_PROVIDED TEXT:_
• • • • •

Actually, the description is very slightly inaccurate. The version I made (View C) has an in-seam pocket. There are no welts on that version.

Sizing: 4-26, sized as XS to XXL. I made a Medium, which translates to a 12/14

Available as a PDF? It doesn’t appear so.

Fabric Used: Sequined Designer Mesh – Gunmetal, and Black Wool Doubleknit, for the outer shell (good substitute Here), Gray Stretch Lining (similar Here) for the underlining.

Machines and Tools Used: Pfaff sewing machine, Juki serger, Reliable iron/board, ham, sleeve board.

Needle/Notions Used: Pro-Tricot Fusible Interfacing from Fashion Sewing Supply, Silver M6/Gray Tape Riri Zipper from Pacific Trimming. Thread.

Tips Used during Construction: Tips and Hints for Working with Sequins, Anything by The Pressinatrix.

Did it look like the photo or drawing when you got through? Yes

Fitting Adjustments that I made None!

How were the instructions? When I was starting on this project, someone mentioned that she thought the instructions for attaching the bottom band were not very clear, and I agree with her assessment. I did some things differently because of that, and you can see those in the construction notes.

Construction Notes: First off, I wanted something FUN! I had a lot of sequined fabric left over from the Prom Gown I made, and I decided this should be the perfect way to use some of that up. This pattern (in the version that I made) is great for using up leftover scraps from prior projects. I used less than a yard of the sequin, and just about a yard of the doubleknit.

• • • • •

_DATA:_
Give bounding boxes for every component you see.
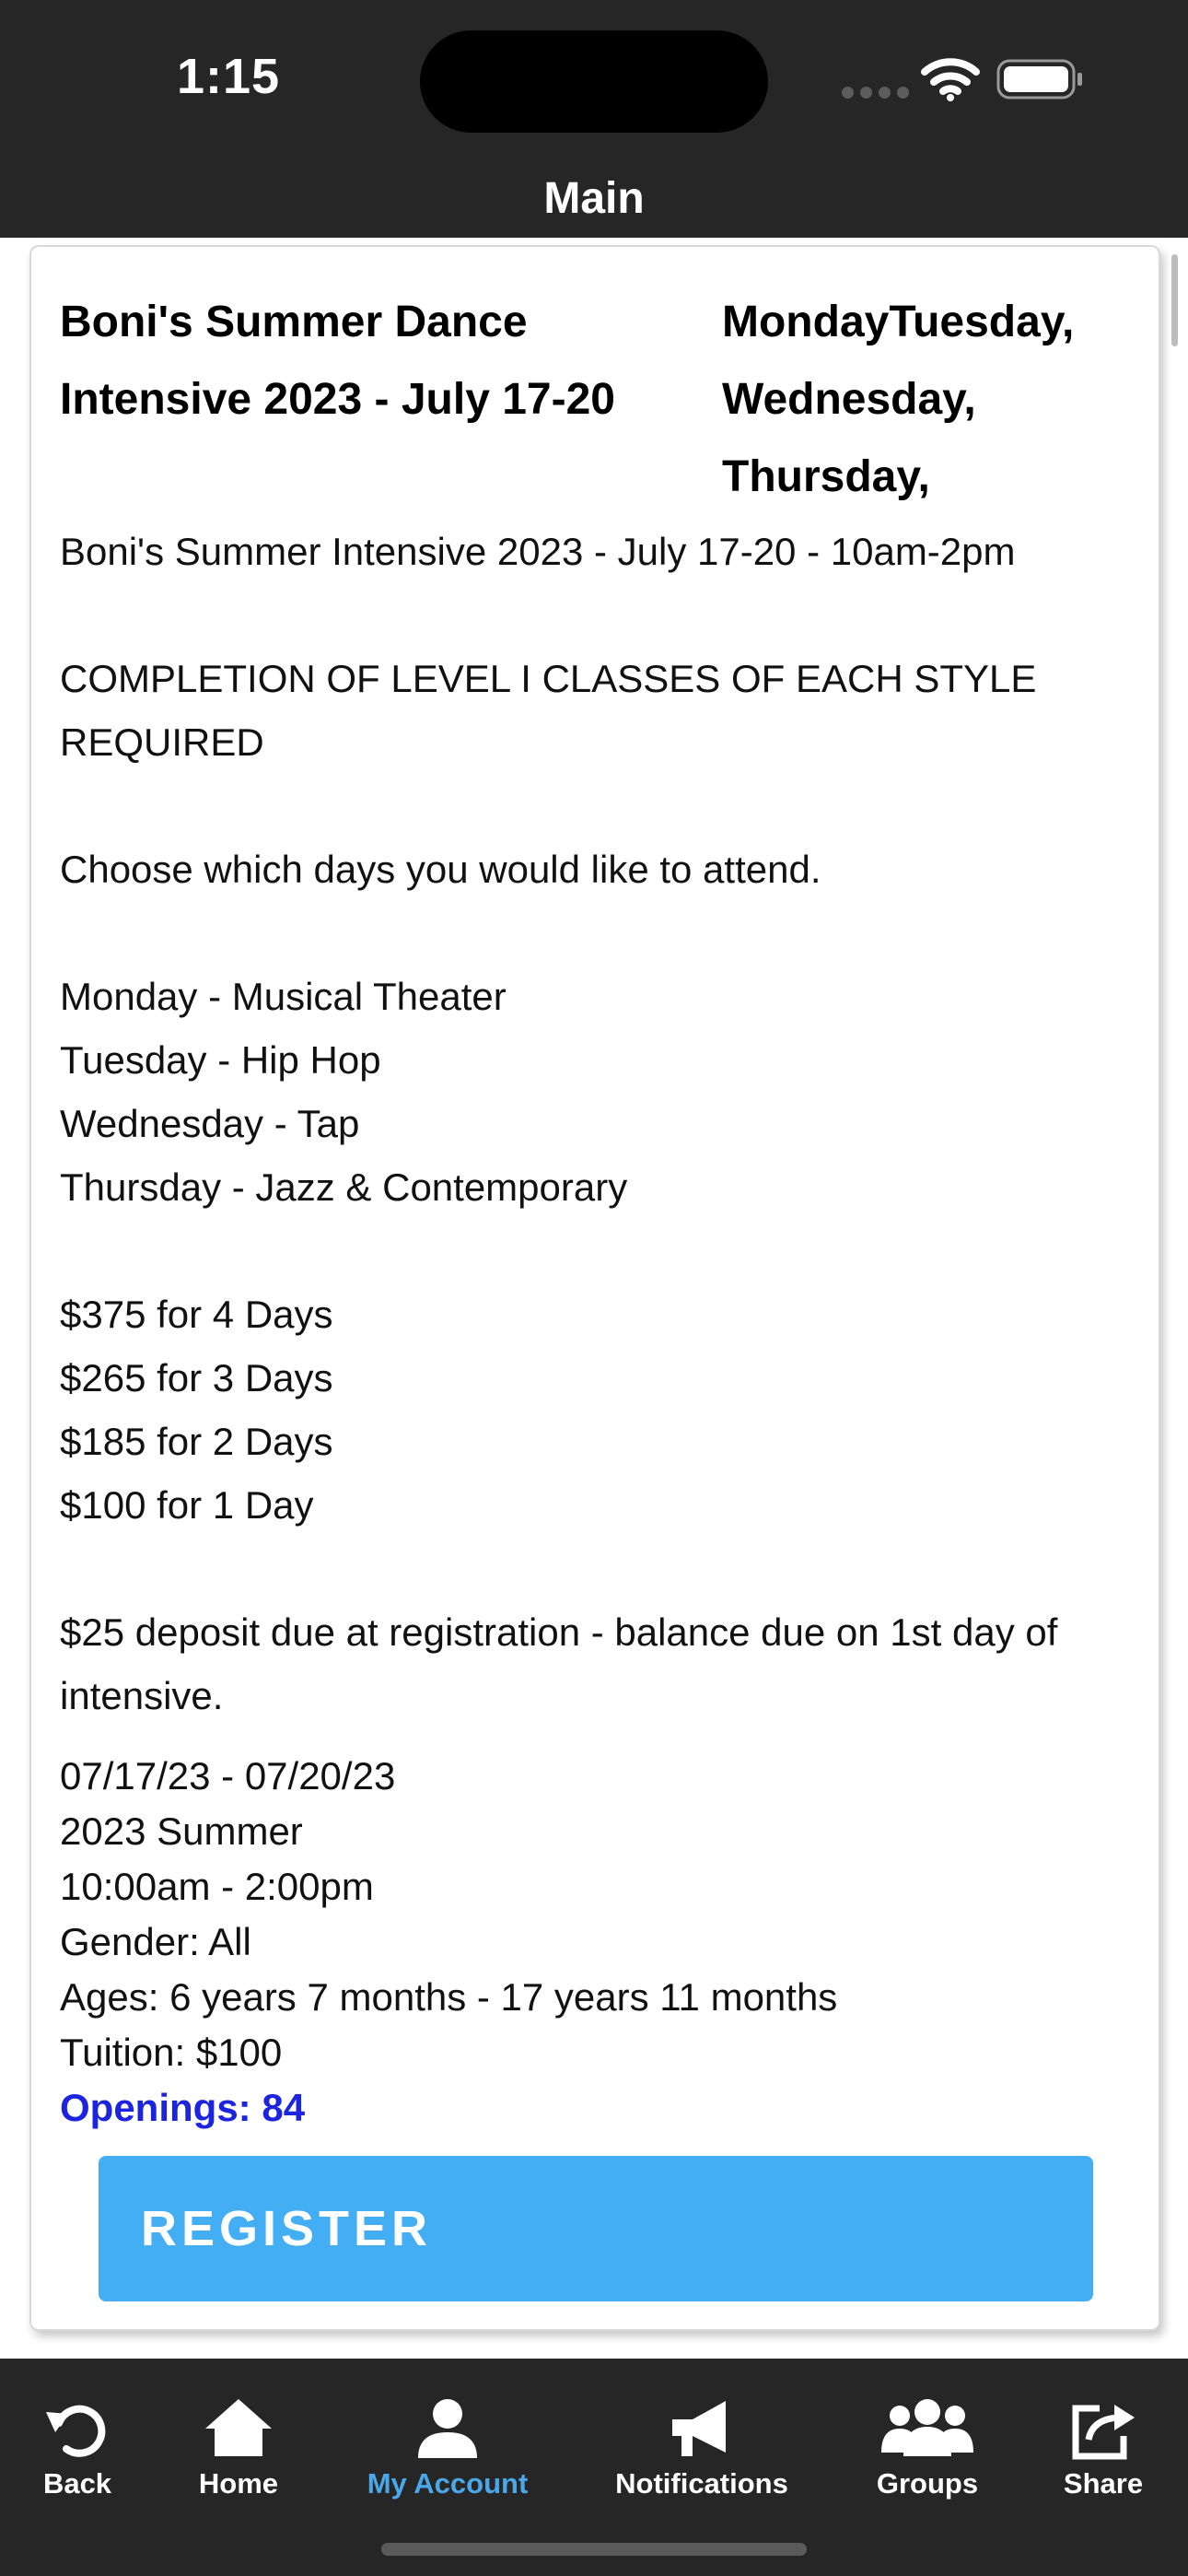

• • • • •

_SET OF TASKS:_
a – Answer the following questions using the sewing pattern review.
(i) What size did the reviewer make, and what numeric size does it translate to?
(ii) Which brand of serger was used?
(iii) How much of the sequined fabric was used?
b – Reproduce the sewing pattern review word for word from "Machines and Tools" to "the construction notes.".

_RESULTS FOR THE EXERCISE:_
a –
(i) A Medium, which translates to a 12/14.
(ii) Juki.
(iii) Less than a yard.

b –
Machines and Tools Used: Pfaff sewing machine, Juki serger, Reliable iron/board, ham, sleeve board.

Needle/Notions Used: Pro-Tricot Fusible Interfacing from Fashion Sewing Supply, Silver M6/Gray Tape Riri Zipper from Pacific Trimming. Thread.

Tips Used during Construction: Tips and Hints for Working with Sequins, Anything by The Pressinatrix.

Did it look like the photo or drawing when you got through? Yes

Fitting Adjustments that I made None!

How were the instructions? When I was starting on this project, someone mentioned that she thought the instructions for attaching the bottom band were not very clear, and I agree with her assessment. I did some things differently because of that, and you can see those in the construction notes.